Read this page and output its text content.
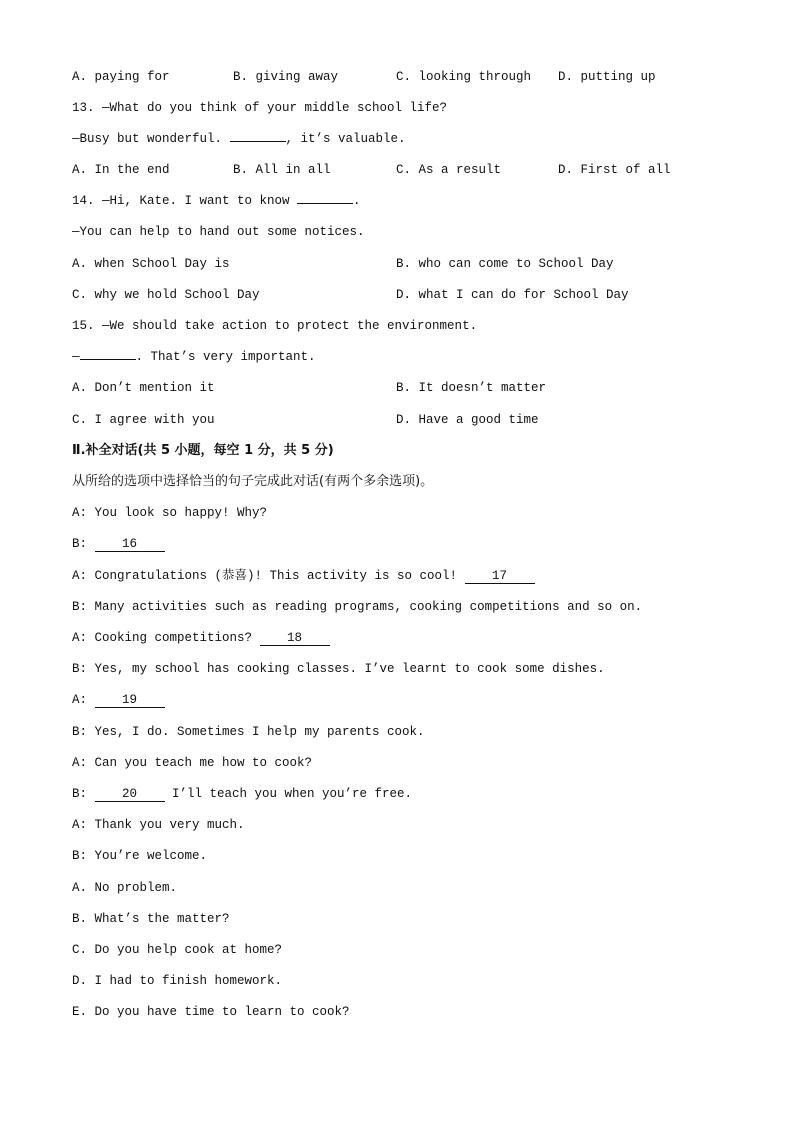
A. paying for	B. giving away	C. looking through D. putting up
13. —What do you think of your middle school life?
—Busy but wonderful.	, it’s valuable.
A. In the end	B. All in all	C. As a result	D. First of all
14. —Hi, Kate. I want to know	.
—You can help to hand out some notices.
A. when School Day is	B. who can come to School Day
C. why we hold School Day	D. what I can do for School Day
15. —We should take action to protect the environment.
—	. That’s very important.
A. Don’t mention it	B. It doesn’t matter
C. I agree with you	D. Have a good time
Ⅱ.补全对话(共 5 小题，每空 1 分，共 5 分)
从所给的选项中选择恰当的句子完成此对话(有两个多余选项)。
A: You look so happy! Why?
B: 16
A: Congratulations (恭喜)! This activity is so cool! 17
B: Many activities such as reading programs, cooking competitions and so on.
A: Cooking competitions? 18
B: Yes, my school has cooking classes. I’ve learnt to cook some dishes.
A: 19
B: Yes, I do. Sometimes I help my parents cook.
A: Can you teach me how to cook?
B: 20 I’ll teach you when you’re free.
A: Thank you very much.
B: You’re welcome.
A. No problem.
B. What’s the matter?
C. Do you help cook at home?
D. I had to finish homework.
E. Do you have time to learn to cook?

### WHAT TO WORK ON
Skipping the pictures, transcribe each line above exactly as it appears.

### WRITTEN ANSWER
Read this page and output its text content.
A. paying for	B. giving away	C. looking through D. putting up
13. —What do you think of your middle school life?
—Busy but wonderful.	, it’s valuable.
A. In the end	B. All in all	C. As a result	D. First of all
14. —Hi, Kate. I want to know	.
—You can help to hand out some notices.
A. when School Day is	B. who can come to School Day
C. why we hold School Day	D. what I can do for School Day
15. —We should take action to protect the environment.
—	. That’s very important.
A. Don’t mention it	B. It doesn’t matter
C. I agree with you	D. Have a good time
Ⅱ.补全对话(共 5 小题，每空 1 分，共 5 分)
从所给的选项中选择恰当的句子完成此对话(有两个多余选项)。
A: You look so happy! Why?
B: 16
A: Congratulations (恭喜)! This activity is so cool! 17
B: Many activities such as reading programs, cooking competitions and so on.
A: Cooking competitions? 18
B: Yes, my school has cooking classes. I’ve learnt to cook some dishes.
A: 19
B: Yes, I do. Sometimes I help my parents cook.
A: Can you teach me how to cook?
B: 20 I’ll teach you when you’re free.
A: Thank you very much.
B: You’re welcome.
A. No problem.
B. What’s the matter?
C. Do you help cook at home?
D. I had to finish homework.
E. Do you have time to learn to cook?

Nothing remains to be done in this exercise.